Copy out exactly the lines from the line containing "OCR this image." to the end of the listing.

::::

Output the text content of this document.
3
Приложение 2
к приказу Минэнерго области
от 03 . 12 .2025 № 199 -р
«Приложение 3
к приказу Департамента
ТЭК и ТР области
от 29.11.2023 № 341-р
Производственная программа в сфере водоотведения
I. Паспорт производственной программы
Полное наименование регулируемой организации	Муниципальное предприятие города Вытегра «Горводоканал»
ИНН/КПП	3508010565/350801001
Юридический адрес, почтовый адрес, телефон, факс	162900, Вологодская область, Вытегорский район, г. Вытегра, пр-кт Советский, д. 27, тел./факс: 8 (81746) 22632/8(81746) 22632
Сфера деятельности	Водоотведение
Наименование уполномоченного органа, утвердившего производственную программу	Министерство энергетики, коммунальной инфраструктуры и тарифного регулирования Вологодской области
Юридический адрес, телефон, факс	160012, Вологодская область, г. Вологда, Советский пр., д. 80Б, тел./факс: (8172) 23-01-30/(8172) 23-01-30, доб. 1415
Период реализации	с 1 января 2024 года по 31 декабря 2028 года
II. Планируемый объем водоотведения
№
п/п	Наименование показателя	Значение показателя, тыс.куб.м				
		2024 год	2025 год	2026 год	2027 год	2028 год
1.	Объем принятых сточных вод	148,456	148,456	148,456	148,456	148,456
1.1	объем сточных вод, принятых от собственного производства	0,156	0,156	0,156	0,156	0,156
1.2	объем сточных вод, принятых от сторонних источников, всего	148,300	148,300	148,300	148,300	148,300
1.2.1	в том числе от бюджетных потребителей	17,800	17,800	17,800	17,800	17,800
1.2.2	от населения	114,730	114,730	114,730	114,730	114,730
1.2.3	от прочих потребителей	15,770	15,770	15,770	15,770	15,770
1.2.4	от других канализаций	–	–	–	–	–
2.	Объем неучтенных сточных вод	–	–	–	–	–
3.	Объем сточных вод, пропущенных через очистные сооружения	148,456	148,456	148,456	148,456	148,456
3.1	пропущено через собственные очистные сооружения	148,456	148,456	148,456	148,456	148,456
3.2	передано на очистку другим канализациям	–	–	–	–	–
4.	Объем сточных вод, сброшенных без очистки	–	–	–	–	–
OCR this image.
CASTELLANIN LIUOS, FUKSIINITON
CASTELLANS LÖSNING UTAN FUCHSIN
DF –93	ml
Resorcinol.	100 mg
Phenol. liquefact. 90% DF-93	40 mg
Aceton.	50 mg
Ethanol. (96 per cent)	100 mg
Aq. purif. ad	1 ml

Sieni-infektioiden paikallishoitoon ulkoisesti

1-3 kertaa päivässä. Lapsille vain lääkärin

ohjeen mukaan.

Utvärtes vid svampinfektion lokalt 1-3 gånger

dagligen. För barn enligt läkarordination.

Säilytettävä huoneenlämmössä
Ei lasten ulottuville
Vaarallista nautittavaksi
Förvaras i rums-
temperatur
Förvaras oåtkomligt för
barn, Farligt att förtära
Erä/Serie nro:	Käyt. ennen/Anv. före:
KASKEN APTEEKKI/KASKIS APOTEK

::::

_Reply to the task_
OCR this image.
CASTELLANIN LIUOS, FUKSIINITON
CASTELLANS LÖSNING UTAN FUCHSIN
DF –93	ml
Resorcinol.	100 mg
Phenol. liquefact. 90% DF-93	40 mg
Aceton.	50 mg
Ethanol. (96 per cent)	100 mg
Aq. purif. ad	1 ml

Sieni-infektioiden paikallishoitoon ulkoisesti

1-3 kertaa päivässä. Lapsille vain lääkärin

ohjeen mukaan.

Utvärtes vid svampinfektion lokalt 1-3 gånger

dagligen. För barn enligt läkarordination.

Säilytettävä huoneenlämmössä
Ei lasten ulottuville
Vaarallista nautittavaksi
Förvaras i rums-
temperatur
Förvaras oåtkomligt för
barn, Farligt att förtära
Erä/Serie nro:	Käyt. ennen/Anv. före:
KASKEN APTEEKKI/KASKIS APOTEK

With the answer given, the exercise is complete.